* [WHAT THE TASK ASKS] Find each line holding "meta" and copy it out.

* [RAW RECORDS]
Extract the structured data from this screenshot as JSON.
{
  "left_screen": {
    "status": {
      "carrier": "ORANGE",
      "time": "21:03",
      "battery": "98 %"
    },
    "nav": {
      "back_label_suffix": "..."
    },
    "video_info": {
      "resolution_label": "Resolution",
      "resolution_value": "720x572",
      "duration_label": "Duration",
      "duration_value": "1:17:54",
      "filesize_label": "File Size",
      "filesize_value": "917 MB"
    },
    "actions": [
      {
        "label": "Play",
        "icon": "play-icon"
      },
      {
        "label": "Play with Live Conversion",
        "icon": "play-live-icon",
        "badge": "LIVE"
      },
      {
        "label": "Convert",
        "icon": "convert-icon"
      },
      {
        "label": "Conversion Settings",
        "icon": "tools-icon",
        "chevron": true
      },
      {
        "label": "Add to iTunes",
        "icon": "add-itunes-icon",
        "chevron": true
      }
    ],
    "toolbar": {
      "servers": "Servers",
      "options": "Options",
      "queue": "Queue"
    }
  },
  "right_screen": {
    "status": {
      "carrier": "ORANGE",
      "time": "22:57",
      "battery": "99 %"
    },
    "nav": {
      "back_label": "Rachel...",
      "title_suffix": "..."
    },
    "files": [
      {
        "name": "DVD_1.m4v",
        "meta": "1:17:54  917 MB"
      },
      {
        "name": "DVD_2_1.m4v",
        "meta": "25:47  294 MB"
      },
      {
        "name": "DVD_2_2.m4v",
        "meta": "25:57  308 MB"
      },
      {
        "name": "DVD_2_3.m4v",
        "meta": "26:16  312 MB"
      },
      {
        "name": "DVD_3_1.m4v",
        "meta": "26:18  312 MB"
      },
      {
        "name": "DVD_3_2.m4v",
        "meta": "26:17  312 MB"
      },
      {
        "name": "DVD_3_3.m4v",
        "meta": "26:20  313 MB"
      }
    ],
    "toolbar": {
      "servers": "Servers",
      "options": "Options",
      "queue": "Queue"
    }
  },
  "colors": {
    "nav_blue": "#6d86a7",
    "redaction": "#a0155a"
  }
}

* * *

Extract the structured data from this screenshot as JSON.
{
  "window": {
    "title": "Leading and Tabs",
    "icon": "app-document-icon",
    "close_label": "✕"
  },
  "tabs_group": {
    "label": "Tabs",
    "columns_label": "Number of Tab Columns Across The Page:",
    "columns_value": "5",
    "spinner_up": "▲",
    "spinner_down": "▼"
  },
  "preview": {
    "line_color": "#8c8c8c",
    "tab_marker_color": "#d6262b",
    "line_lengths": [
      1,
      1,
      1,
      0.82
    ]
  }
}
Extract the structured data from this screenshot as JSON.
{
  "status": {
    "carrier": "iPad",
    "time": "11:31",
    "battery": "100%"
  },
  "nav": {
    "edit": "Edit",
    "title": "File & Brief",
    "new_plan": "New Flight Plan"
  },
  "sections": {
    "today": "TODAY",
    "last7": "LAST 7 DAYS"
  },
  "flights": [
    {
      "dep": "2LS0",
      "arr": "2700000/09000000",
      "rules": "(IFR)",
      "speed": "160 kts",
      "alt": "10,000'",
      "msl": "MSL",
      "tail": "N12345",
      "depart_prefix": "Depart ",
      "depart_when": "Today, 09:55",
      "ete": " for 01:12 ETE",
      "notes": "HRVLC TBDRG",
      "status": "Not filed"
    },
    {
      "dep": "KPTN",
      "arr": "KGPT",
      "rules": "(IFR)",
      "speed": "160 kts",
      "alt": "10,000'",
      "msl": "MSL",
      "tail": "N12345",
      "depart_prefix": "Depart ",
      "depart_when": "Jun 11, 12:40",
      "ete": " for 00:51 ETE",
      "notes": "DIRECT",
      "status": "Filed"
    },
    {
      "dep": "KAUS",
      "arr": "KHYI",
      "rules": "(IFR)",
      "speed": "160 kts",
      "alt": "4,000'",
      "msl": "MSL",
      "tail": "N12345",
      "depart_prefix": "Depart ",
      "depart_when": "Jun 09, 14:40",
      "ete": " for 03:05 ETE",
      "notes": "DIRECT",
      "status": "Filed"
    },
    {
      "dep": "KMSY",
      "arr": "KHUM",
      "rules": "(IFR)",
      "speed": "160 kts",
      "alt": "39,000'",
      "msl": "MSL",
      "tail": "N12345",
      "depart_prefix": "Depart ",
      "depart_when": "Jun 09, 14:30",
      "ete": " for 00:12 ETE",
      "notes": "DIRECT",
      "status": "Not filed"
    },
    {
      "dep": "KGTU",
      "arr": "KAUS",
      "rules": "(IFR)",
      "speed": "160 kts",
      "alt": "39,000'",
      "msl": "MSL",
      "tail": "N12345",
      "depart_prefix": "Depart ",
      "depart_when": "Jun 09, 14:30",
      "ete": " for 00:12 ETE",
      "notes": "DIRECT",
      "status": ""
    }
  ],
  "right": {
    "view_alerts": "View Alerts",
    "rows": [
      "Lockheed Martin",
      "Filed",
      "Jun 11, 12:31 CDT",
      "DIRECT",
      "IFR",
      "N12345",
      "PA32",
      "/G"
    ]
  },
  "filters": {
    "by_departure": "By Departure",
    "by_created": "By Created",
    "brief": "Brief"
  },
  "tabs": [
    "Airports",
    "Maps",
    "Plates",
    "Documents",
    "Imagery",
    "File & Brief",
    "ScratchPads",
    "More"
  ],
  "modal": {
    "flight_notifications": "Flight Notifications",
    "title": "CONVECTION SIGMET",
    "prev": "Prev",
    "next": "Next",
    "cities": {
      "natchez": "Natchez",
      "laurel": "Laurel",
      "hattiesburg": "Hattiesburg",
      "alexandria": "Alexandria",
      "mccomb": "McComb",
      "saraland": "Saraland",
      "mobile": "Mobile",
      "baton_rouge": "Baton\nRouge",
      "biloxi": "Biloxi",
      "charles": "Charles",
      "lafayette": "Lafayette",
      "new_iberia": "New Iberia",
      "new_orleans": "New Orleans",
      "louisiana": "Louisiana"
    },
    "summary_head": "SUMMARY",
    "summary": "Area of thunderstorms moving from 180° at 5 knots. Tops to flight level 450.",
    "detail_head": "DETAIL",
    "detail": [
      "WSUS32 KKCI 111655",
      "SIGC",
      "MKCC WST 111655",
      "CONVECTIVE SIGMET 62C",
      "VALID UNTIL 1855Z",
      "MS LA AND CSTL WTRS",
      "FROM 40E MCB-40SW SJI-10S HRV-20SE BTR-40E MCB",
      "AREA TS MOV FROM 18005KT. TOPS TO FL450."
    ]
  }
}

* [WRITTEN ANSWER]
        "meta": "1:17:54  917 MB"
        "meta": "25:47  294 MB"
        "meta": "25:57  308 MB"
        "meta": "26:16  312 MB"
        "meta": "26:18  312 MB"
        "meta": "26:17  312 MB"
        "meta": "26:20  313 MB"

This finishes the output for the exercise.